Return the lines below unchanged, beginning with the line that has "outlier-point — [179, 471, 190, 481]" and stopping after the line that has "outlier-point — [162, 125, 173, 135]", with both of those lines included.

---- ENTRIES PROVIDED

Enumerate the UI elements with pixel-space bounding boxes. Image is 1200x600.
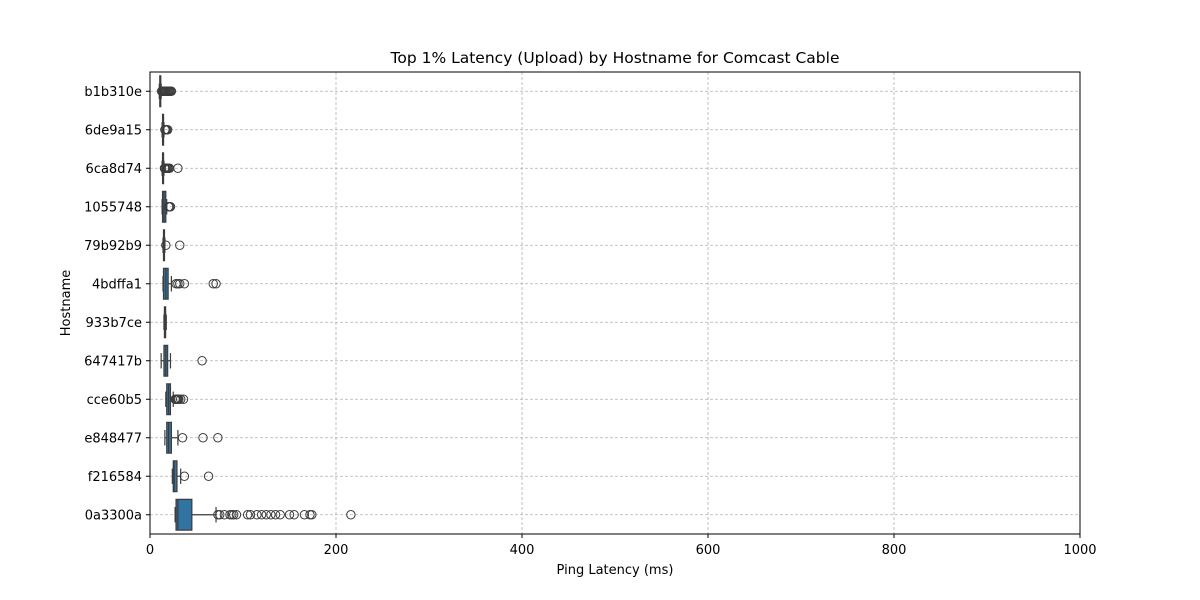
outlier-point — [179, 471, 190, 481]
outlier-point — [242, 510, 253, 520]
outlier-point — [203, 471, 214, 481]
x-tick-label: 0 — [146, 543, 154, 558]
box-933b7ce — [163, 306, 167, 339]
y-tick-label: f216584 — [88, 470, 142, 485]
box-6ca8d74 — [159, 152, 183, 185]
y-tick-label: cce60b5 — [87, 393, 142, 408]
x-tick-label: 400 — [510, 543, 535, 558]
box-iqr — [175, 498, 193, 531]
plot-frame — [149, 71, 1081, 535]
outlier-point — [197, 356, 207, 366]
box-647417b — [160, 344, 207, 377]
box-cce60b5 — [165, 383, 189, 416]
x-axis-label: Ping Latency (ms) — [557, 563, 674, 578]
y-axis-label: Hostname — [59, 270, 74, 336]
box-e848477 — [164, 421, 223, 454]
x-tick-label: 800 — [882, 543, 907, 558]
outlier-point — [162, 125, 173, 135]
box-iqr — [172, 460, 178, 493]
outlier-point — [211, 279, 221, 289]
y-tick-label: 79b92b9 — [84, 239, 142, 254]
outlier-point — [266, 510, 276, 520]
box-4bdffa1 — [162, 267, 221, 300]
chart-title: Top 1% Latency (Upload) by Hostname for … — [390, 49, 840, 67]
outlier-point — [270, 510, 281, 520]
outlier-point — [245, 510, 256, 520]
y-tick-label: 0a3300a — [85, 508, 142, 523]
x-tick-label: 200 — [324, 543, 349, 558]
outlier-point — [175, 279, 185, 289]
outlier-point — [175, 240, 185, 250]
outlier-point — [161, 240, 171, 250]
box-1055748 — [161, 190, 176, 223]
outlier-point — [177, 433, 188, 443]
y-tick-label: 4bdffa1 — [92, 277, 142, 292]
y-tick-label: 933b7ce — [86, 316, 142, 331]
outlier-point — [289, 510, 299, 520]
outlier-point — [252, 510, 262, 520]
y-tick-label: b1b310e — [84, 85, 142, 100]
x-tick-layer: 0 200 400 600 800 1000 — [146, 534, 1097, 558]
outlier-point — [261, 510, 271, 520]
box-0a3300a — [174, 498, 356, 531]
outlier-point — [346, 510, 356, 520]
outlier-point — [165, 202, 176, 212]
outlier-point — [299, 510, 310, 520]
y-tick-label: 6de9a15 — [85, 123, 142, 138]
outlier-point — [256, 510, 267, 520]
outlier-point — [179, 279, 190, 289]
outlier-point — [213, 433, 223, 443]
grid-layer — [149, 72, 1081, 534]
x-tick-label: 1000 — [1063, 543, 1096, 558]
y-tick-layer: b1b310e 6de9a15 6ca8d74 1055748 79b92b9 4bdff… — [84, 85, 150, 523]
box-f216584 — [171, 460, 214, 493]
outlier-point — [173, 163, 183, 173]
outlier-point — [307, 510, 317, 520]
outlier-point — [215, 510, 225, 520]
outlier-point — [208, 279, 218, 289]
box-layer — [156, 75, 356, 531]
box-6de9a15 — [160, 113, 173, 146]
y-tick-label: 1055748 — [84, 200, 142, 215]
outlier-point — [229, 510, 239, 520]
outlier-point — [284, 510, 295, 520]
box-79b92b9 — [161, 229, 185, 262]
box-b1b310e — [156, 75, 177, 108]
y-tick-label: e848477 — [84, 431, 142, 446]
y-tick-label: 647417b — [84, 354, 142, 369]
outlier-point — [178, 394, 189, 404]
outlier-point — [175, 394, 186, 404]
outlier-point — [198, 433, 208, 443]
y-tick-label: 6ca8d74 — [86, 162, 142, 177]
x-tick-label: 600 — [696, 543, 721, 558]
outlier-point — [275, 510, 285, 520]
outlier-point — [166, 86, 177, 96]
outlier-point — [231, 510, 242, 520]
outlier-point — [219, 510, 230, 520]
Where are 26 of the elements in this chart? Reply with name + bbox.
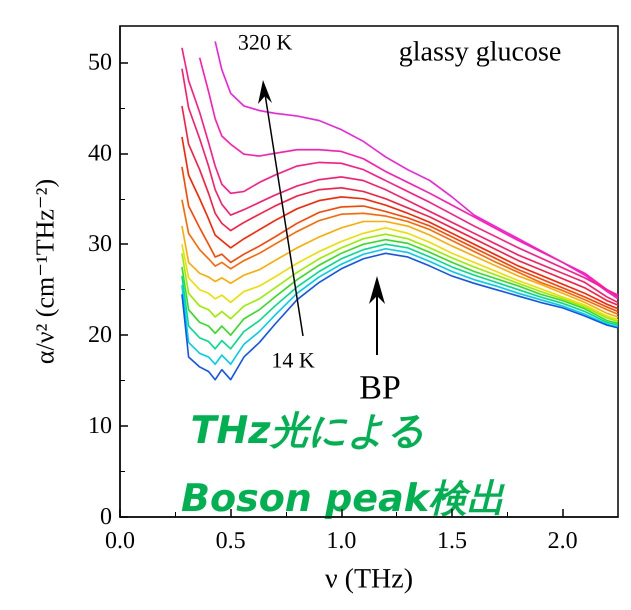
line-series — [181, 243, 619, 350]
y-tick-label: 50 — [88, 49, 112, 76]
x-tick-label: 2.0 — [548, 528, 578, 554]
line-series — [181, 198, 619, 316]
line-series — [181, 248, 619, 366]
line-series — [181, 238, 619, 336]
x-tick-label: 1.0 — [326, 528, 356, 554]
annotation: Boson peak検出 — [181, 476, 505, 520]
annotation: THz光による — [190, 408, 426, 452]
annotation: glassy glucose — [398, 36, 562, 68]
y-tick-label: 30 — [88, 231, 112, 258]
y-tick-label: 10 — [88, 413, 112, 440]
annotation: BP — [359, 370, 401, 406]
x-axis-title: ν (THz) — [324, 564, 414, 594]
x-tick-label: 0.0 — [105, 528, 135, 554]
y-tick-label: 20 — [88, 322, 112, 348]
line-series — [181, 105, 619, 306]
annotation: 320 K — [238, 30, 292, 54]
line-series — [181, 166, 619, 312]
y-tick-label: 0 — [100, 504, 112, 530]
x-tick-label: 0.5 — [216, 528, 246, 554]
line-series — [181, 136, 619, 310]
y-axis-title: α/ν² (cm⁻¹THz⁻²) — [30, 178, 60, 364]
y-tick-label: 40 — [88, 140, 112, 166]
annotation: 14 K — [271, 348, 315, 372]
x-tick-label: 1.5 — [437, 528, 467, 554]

--------
---- ENTRIES PROVIDED

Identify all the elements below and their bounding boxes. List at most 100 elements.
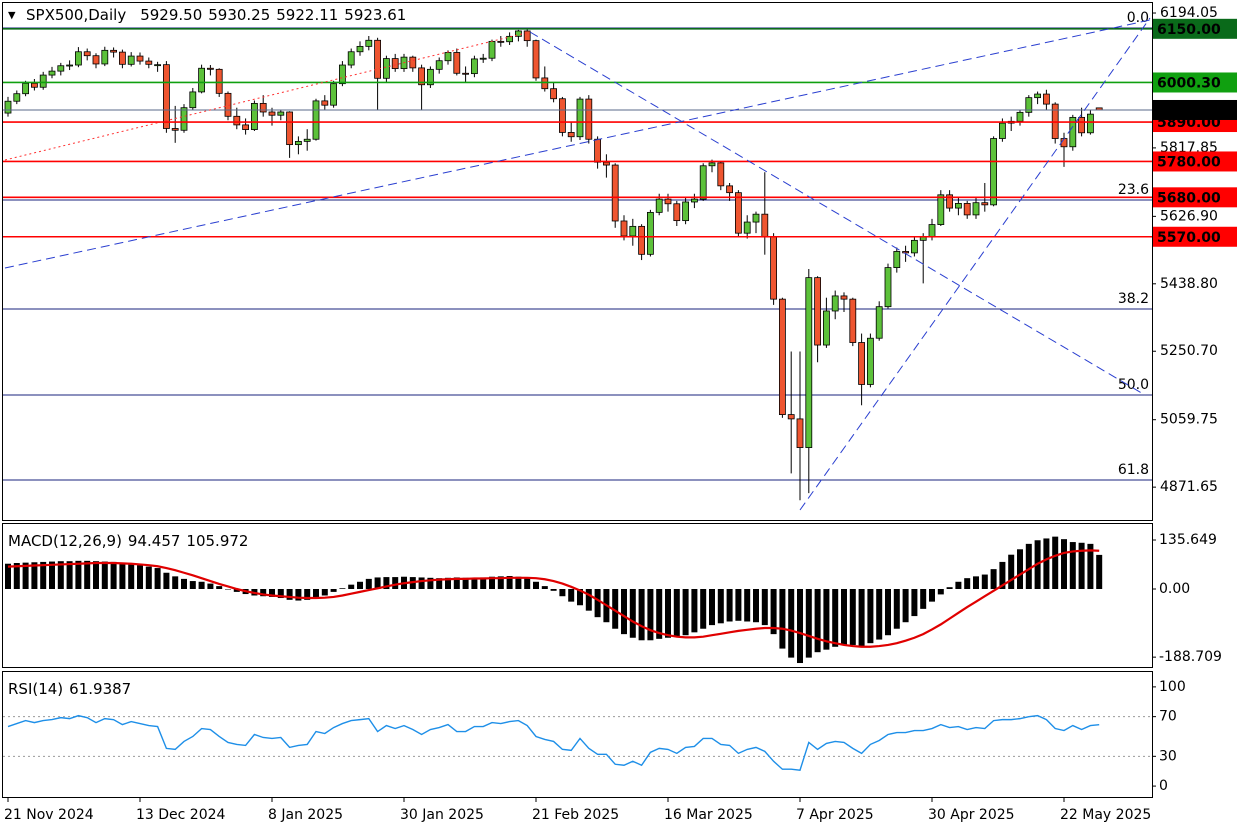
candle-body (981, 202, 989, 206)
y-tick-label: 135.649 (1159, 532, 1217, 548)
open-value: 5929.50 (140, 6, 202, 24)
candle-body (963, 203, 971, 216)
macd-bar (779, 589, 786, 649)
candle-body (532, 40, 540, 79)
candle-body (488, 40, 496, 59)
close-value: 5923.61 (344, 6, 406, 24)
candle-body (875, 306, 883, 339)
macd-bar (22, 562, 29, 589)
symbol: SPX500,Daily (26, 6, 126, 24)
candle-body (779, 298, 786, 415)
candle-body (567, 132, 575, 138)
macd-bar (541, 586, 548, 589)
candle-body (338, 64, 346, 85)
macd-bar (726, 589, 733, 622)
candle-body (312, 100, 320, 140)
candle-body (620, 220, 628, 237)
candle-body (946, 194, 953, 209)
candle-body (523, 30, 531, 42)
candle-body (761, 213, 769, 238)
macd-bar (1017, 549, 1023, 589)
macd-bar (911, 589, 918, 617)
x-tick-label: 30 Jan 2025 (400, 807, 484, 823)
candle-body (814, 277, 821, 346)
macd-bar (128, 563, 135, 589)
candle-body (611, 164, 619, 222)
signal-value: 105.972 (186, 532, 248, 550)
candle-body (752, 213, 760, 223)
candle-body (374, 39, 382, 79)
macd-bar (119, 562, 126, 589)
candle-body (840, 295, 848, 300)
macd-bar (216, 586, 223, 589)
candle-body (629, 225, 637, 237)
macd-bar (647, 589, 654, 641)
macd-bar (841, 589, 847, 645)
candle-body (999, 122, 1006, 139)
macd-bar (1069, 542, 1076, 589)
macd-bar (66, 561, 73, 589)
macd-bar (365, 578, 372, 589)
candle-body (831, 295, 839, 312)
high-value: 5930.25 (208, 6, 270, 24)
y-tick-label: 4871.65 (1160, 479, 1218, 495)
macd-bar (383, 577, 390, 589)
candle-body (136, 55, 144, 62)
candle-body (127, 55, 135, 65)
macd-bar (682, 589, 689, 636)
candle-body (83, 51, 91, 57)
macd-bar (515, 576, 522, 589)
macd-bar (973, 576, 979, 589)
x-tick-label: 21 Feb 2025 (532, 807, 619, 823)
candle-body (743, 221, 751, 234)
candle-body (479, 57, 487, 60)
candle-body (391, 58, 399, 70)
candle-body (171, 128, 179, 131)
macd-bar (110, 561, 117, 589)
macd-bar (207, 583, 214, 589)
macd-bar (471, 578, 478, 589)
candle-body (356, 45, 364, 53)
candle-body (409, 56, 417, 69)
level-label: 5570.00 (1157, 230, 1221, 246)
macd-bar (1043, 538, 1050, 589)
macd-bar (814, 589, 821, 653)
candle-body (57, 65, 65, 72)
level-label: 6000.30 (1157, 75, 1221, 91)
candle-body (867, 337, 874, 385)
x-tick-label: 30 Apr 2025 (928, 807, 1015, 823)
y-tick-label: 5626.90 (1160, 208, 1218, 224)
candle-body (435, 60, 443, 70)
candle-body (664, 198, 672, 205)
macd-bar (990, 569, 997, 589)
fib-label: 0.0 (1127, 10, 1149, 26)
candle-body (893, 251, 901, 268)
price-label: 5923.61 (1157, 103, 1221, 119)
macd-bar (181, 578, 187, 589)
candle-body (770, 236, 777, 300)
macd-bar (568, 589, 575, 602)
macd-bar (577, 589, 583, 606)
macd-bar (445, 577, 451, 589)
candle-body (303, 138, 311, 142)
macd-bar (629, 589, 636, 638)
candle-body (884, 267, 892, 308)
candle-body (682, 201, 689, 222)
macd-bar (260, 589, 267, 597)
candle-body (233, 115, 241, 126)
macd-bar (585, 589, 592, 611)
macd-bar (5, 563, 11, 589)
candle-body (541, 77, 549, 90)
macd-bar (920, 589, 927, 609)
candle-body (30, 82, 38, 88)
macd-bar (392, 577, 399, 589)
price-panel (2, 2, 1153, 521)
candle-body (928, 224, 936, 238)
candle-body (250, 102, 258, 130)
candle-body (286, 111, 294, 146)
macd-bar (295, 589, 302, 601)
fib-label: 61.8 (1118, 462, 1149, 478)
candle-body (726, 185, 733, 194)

--------

» SOLVED PROBLEM
outlier-point — [179, 471, 190, 481]
outlier-point — [242, 510, 253, 520]
outlier-point — [203, 471, 214, 481]
x-tick-label: 0 — [146, 543, 154, 558]
box-933b7ce — [163, 306, 167, 339]
y-tick-label: f216584 — [88, 470, 142, 485]
box-6ca8d74 — [159, 152, 183, 185]
y-tick-label: cce60b5 — [87, 393, 142, 408]
x-tick-label: 400 — [510, 543, 535, 558]
box-iqr — [175, 498, 193, 531]
plot-frame — [149, 71, 1081, 535]
outlier-point — [197, 356, 207, 366]
box-647417b — [160, 344, 207, 377]
box-cce60b5 — [165, 383, 189, 416]
x-axis-label: Ping Latency (ms) — [557, 563, 674, 578]
y-axis-label: Hostname — [59, 270, 74, 336]
box-e848477 — [164, 421, 223, 454]
x-tick-label: 800 — [882, 543, 907, 558]
outlier-point — [162, 125, 173, 135]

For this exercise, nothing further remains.